- Exercise -
Copy, in full, each line of the material that holds the word "apache".

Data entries
○ ○ ○ ○ ○ ○ ○
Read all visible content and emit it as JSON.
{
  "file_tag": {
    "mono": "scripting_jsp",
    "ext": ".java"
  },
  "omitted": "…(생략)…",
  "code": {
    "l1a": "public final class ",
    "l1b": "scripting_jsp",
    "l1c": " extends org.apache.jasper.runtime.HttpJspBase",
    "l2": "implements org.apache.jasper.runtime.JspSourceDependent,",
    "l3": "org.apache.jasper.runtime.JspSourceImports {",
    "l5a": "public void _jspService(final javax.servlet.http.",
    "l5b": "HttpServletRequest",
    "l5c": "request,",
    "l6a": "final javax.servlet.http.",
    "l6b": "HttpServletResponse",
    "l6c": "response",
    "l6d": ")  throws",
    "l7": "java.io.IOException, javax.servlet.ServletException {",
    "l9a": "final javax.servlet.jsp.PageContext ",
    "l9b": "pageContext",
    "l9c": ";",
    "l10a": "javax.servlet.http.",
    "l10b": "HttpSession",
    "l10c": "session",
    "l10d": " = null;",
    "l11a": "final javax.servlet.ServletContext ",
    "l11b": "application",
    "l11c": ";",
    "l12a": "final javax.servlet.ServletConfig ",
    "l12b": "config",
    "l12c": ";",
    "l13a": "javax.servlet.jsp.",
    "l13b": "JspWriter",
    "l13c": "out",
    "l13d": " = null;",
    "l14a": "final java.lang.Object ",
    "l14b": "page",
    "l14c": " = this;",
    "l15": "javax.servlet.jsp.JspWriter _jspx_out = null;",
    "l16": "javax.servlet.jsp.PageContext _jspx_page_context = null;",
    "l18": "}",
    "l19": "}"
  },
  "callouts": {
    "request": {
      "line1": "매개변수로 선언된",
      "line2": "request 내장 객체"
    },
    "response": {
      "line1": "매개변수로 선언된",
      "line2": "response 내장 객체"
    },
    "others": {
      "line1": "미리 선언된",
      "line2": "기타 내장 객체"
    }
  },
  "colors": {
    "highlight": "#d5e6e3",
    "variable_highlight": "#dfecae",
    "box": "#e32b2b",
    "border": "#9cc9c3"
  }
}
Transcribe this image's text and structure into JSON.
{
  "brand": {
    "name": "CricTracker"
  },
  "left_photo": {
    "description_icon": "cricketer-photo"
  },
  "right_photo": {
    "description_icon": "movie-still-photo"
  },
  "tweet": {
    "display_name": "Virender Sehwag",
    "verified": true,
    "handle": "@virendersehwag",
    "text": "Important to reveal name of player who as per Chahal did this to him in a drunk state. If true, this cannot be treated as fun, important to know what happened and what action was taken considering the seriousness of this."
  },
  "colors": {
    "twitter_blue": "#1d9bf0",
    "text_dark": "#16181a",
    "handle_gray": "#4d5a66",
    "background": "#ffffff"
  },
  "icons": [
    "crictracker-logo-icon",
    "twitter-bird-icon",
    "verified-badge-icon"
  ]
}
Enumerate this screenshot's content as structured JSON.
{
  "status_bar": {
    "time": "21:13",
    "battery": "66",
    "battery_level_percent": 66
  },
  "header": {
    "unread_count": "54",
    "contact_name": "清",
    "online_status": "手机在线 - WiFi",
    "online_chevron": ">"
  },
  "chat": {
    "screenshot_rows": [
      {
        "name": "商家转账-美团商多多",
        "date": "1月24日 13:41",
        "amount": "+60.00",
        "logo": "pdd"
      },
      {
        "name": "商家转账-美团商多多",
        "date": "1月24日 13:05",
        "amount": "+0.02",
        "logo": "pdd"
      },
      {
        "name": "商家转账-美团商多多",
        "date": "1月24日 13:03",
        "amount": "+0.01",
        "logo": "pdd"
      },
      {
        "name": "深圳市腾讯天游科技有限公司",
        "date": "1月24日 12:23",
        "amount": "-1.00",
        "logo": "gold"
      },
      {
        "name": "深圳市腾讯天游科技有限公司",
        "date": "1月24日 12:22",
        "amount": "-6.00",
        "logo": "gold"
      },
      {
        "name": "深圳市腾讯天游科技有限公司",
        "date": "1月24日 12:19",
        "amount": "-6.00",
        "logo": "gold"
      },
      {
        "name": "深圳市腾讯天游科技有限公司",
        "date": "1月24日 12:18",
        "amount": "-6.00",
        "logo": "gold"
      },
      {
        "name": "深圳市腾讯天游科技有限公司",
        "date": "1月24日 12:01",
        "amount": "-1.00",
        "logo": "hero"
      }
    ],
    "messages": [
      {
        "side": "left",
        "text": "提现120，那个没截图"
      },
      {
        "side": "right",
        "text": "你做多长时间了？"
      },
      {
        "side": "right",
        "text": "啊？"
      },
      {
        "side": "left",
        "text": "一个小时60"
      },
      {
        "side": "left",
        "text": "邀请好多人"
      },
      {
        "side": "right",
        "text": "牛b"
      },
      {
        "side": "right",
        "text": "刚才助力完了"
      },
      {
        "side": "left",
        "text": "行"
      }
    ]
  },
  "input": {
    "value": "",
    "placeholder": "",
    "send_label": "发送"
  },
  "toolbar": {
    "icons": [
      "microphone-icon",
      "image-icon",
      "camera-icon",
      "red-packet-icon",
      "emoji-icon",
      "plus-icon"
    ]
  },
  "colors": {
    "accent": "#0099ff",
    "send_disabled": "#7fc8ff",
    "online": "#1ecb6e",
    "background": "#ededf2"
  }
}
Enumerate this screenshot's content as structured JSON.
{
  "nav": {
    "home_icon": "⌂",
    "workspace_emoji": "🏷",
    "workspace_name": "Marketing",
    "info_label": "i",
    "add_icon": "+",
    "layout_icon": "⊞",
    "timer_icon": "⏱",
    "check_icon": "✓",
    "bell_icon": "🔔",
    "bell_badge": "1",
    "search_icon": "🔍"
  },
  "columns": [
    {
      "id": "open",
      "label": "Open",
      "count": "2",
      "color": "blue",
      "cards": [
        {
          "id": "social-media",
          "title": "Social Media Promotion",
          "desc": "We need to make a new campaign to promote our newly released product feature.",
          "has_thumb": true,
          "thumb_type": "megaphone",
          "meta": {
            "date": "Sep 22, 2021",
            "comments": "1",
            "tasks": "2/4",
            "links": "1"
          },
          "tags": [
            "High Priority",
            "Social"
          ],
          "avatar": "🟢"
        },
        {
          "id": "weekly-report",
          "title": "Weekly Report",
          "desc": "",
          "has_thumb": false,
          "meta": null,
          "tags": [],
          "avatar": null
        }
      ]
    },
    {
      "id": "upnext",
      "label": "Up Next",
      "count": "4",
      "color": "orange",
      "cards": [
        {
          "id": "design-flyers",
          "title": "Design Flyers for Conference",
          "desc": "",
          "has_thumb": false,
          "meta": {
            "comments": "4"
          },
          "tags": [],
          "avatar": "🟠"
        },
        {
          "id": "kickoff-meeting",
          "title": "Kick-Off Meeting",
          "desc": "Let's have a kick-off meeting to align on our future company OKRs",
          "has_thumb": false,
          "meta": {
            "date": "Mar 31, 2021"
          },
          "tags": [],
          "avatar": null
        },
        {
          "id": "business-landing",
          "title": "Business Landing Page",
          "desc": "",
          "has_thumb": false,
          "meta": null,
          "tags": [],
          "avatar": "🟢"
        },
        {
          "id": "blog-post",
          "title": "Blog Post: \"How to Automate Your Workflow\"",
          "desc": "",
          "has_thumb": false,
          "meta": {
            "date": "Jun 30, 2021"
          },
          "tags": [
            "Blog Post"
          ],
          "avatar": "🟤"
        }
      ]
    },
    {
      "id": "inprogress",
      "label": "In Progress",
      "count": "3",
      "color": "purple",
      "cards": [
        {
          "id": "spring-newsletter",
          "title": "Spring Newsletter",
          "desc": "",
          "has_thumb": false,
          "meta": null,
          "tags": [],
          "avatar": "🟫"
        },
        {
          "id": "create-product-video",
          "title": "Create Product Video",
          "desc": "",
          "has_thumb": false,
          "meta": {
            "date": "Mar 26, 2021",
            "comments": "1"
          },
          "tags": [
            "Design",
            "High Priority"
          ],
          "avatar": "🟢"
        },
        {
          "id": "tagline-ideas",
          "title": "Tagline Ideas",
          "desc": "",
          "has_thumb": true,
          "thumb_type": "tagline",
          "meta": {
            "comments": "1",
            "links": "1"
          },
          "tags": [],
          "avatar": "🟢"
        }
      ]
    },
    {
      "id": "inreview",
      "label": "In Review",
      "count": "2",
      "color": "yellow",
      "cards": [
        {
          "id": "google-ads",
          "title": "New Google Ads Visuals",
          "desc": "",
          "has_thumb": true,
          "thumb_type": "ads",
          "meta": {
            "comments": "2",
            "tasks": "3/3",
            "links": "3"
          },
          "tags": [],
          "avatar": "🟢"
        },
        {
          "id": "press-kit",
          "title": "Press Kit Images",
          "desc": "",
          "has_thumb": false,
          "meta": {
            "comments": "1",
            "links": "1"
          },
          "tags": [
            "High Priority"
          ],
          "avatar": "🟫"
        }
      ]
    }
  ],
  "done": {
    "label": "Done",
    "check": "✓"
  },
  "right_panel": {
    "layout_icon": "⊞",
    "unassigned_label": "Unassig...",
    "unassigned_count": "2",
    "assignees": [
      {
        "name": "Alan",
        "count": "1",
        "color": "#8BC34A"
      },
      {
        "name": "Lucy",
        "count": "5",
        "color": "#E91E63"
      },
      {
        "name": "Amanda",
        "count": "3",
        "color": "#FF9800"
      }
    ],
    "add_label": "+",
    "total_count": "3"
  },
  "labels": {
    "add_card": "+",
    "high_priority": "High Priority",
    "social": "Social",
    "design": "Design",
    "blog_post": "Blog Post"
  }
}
○ ○ ○ ○ ○ ○ ○
- Answer in full -
    "l1c": " extends org.apache.jasper.runtime.HttpJspBase",
    "l2": "implements org.apache.jasper.runtime.JspSourceDependent,",
    "l3": "org.apache.jasper.runtime.JspSourceImports {",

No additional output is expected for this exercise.